▶ **Given task**
Write out each line from the data below that includes the word "状态良好".

"""

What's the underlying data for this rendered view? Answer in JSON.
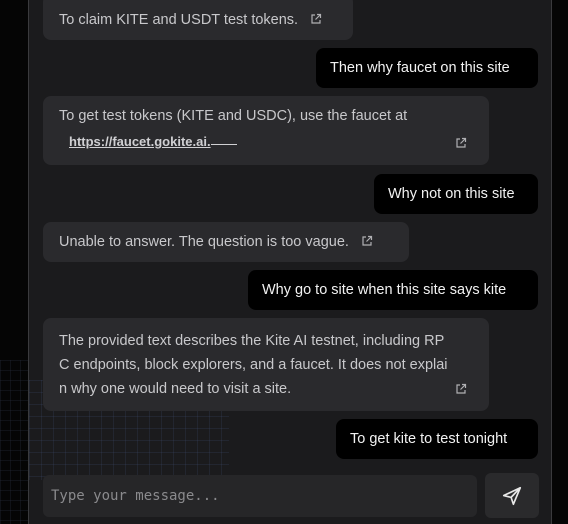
{
  "chat": {
    "messages": [
      {
        "role": "bot",
        "text": "To claim KITE and USDT test tokens."
      },
      {
        "role": "user",
        "text": "Then why faucet on this site"
      },
      {
        "role": "bot",
        "text": "To get test tokens (KITE and USDC), use the faucet at",
        "link": "https://faucet.gokite.ai."
      },
      {
        "role": "user",
        "text": "Why not on this site"
      },
      {
        "role": "bot",
        "text": "Unable to answer. The question is too vague."
      },
      {
        "role": "user",
        "text": "Why go to site when this site says kite"
      },
      {
        "role": "bot",
        "lines": [
          "The provided text describes the Kite AI testnet, including RP",
          "C endpoints, block explorers, and a faucet. It does not explai",
          "n why one would need to visit a site."
        ]
      },
      {
        "role": "user",
        "text": "To get kite to test tonight"
      }
    ]
  },
  "composer": {
    "placeholder": "Type your message..."
  },
  "icons": {
    "external_link": "external-link-icon",
    "send": "send-icon"
  }
}
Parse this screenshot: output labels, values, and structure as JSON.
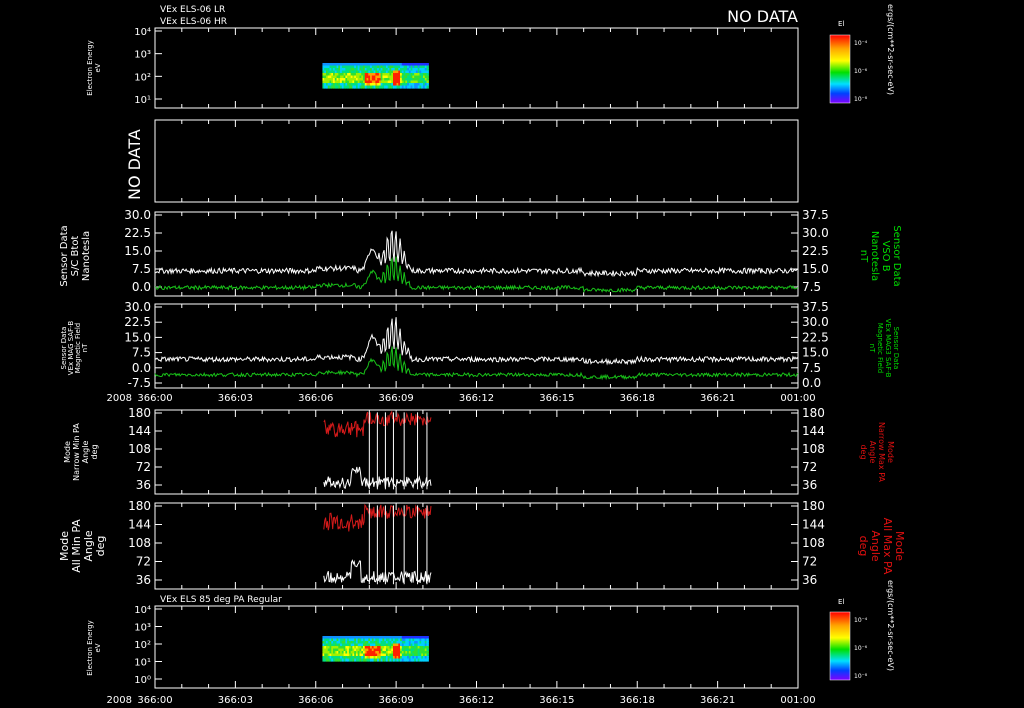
{
  "header": {
    "line1": "VEx ELS-06 LR",
    "line2": "VEx ELS-06 HR",
    "no_data": "NO DATA"
  },
  "footer_title": "VEx ELS 85 deg PA Regular",
  "panel2_no_data": "NO DATA",
  "year_label": "2008",
  "colors": {
    "white": "#ffffff",
    "green": "#19c219",
    "red": "#d41a1a",
    "green_label": "#00dd00",
    "red_label": "#e01010"
  },
  "colorbar": {
    "title": "El",
    "ticks": [
      "10⁻⁴",
      "10⁻⁶",
      "10⁻⁸"
    ],
    "unit": "ergs/(cm**2-sr-sec-eV)"
  },
  "chart_data": [
    {
      "type": "heatmap",
      "id": "els-energy-top",
      "ylabel": [
        "Electron Energy",
        "eV"
      ],
      "yticks": [
        "10⁴",
        "10³",
        "10²",
        "10¹"
      ],
      "x_time": [
        "366:06",
        "366:10"
      ]
    },
    {
      "type": "line",
      "id": "mag-vso",
      "ylabel_left": [
        "Sensor Data",
        "S/C Btot",
        "Nanotesla"
      ],
      "ylabel_right": [
        "Sensor Data",
        "VSO B",
        "Nanotesla",
        "nT"
      ],
      "left_ticks": [
        "30.0",
        "22.5",
        "15.0",
        "7.5",
        "0.0"
      ],
      "right_ticks": [
        "37.5",
        "30.0",
        "22.5",
        "15.0",
        "7.5"
      ],
      "left_ylim": [
        -5,
        30
      ]
    },
    {
      "type": "line",
      "id": "mag-saf",
      "ylabel_left": [
        "Sensor Data",
        "VEx MAG SAF-B",
        "Magnetic Field",
        "nT"
      ],
      "ylabel_right": [
        "Sensor Data",
        "VEx MAG3 SAF-B",
        "Magnetic Field",
        "nT"
      ],
      "left_ticks": [
        "30.0",
        "22.5",
        "15.0",
        "7.5",
        "0.0",
        "-7.5"
      ],
      "right_ticks": [
        "37.5",
        "30.0",
        "22.5",
        "15.0",
        "7.5",
        "0.0"
      ],
      "left_ylim": [
        -8,
        30
      ]
    },
    {
      "type": "line",
      "id": "pa-narrow",
      "ylabel_left": [
        "Mode",
        "Narrow Min PA",
        "Angle",
        "deg"
      ],
      "ylabel_right": [
        "Mode",
        "Narrow Max PA",
        "Angle",
        "deg"
      ],
      "ticks": [
        "180",
        "144",
        "108",
        "72",
        "36"
      ],
      "ylim": [
        0,
        180
      ]
    },
    {
      "type": "line",
      "id": "pa-all",
      "ylabel_left": [
        "Mode",
        "All Min PA",
        "Angle",
        "deg"
      ],
      "ylabel_right": [
        "Mode",
        "All Max PA",
        "Angle",
        "deg"
      ],
      "ticks": [
        "180",
        "144",
        "108",
        "72",
        "36"
      ],
      "ylim": [
        0,
        180
      ]
    },
    {
      "type": "heatmap",
      "id": "els-85deg",
      "ylabel": [
        "Electron Energy",
        "eV"
      ],
      "yticks": [
        "10⁴",
        "10³",
        "10²",
        "10¹",
        "10⁰"
      ],
      "x_time": [
        "366:06",
        "366:10"
      ]
    }
  ],
  "xticks": [
    "366:00",
    "366:03",
    "366:06",
    "366:09",
    "366:12",
    "366:15",
    "366:18",
    "366:21",
    "001:00"
  ]
}
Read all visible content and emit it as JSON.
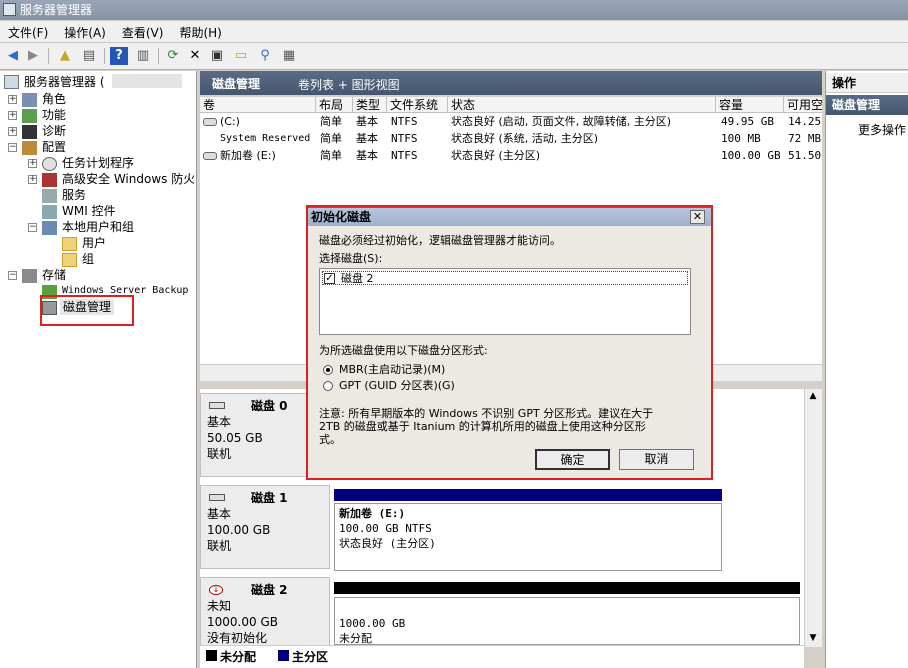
{
  "window": {
    "title": "服务器管理器"
  },
  "menu": [
    "文件(F)",
    "操作(A)",
    "查看(V)",
    "帮助(H)"
  ],
  "tree": {
    "root": "服务器管理器 (",
    "items": [
      "角色",
      "功能",
      "诊断",
      "配置",
      "任务计划程序",
      "高级安全 Windows 防火墙",
      "服务",
      "WMI 控件",
      "本地用户和组",
      "用户",
      "组",
      "存储",
      "Windows Server Backup",
      "磁盘管理"
    ]
  },
  "header": {
    "title": "磁盘管理",
    "view": "卷列表 + 图形视图"
  },
  "columns": [
    "卷",
    "布局",
    "类型",
    "文件系统",
    "状态",
    "容量",
    "可用空"
  ],
  "volumes": [
    {
      "name": "(C:)",
      "layout": "简单",
      "type": "基本",
      "fs": "NTFS",
      "status": "状态良好 (启动, 页面文件, 故障转储, 主分区)",
      "capacity": "49.95 GB",
      "free": "14.25"
    },
    {
      "name": "System Reserved",
      "layout": "简单",
      "type": "基本",
      "fs": "NTFS",
      "status": "状态良好 (系统, 活动, 主分区)",
      "capacity": "100 MB",
      "free": "72 MB"
    },
    {
      "name": "新加卷 (E:)",
      "layout": "简单",
      "type": "基本",
      "fs": "NTFS",
      "status": "状态良好 (主分区)",
      "capacity": "100.00 GB",
      "free": "51.50"
    }
  ],
  "disks": [
    {
      "name": "磁盘 0",
      "type": "基本",
      "size": "50.05 GB",
      "state": "联机"
    },
    {
      "name": "磁盘 1",
      "type": "基本",
      "size": "100.00 GB",
      "state": "联机",
      "part_name": "新加卷 (E:)",
      "part_size": "100.00 GB NTFS",
      "part_status": "状态良好 (主分区)"
    },
    {
      "name": "磁盘 2",
      "type": "未知",
      "size": "1000.00 GB",
      "state": "没有初始化",
      "part_size": "1000.00 GB",
      "part_status": "未分配"
    }
  ],
  "legend": {
    "unallocated": "未分配",
    "primary": "主分区"
  },
  "actions": {
    "title": "操作",
    "section": "磁盘管理",
    "more": "更多操作"
  },
  "dialog": {
    "title": "初始化磁盘",
    "desc": "磁盘必须经过初始化，逻辑磁盘管理器才能访问。",
    "select_label": "选择磁盘(S):",
    "disk_item": "磁盘 2",
    "style_label": "为所选磁盘使用以下磁盘分区形式:",
    "mbr": "MBR(主启动记录)(M)",
    "gpt": "GPT (GUID 分区表)(G)",
    "note1": "注意: 所有早期版本的 Windows 不识别 GPT 分区形式。建议在大于",
    "note2": "2TB 的磁盘或基于 Itanium 的计算机所用的磁盘上使用这种分区形",
    "note3": "式。",
    "ok": "确定",
    "cancel": "取消"
  },
  "colors": {
    "header_bg": "#4f5f79",
    "primary_bar": "#00007f",
    "unalloc_bar": "#000000",
    "highlight": "#e02020"
  }
}
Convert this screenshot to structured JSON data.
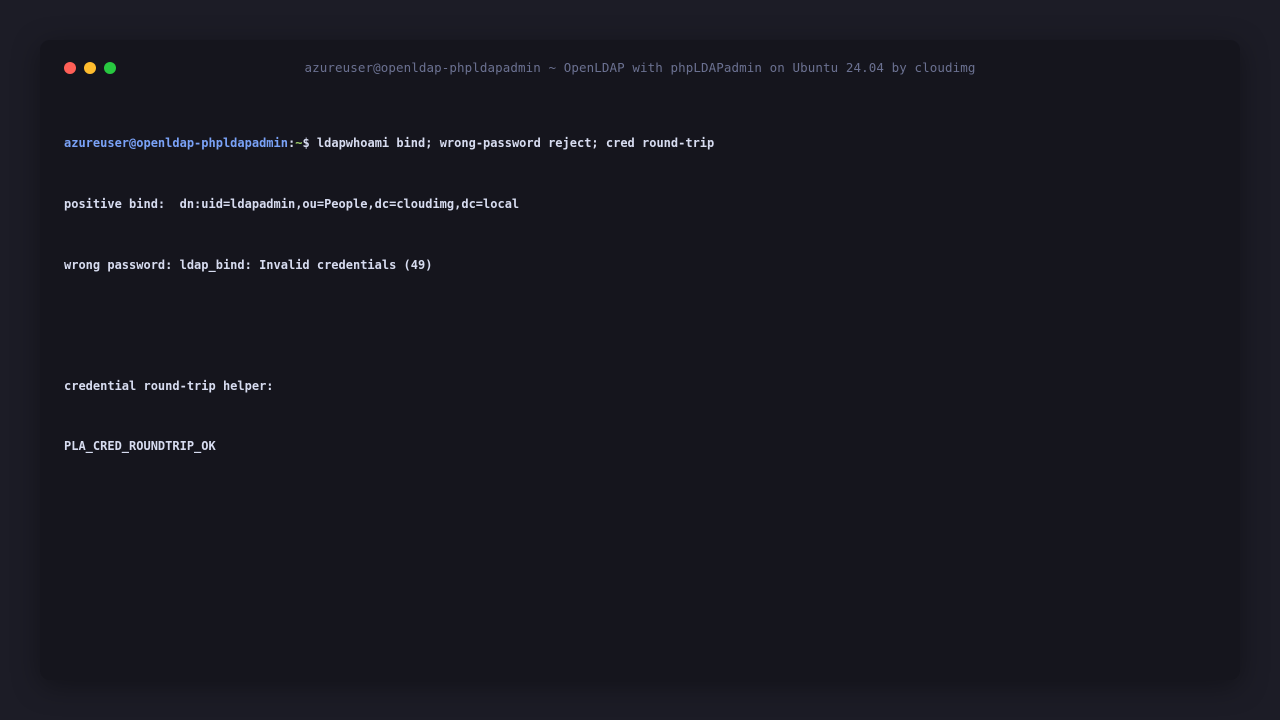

"""

▶ **Reply to the exercise**
      "status": "状态良好 (启动, 页面文件, 故障转储, 主分区)",
      "status": "状态良好 (系统, 活动, 主分区)",
      "status": "状态良好 (主分区)",
      "part_status": "状态良好 (主分区)"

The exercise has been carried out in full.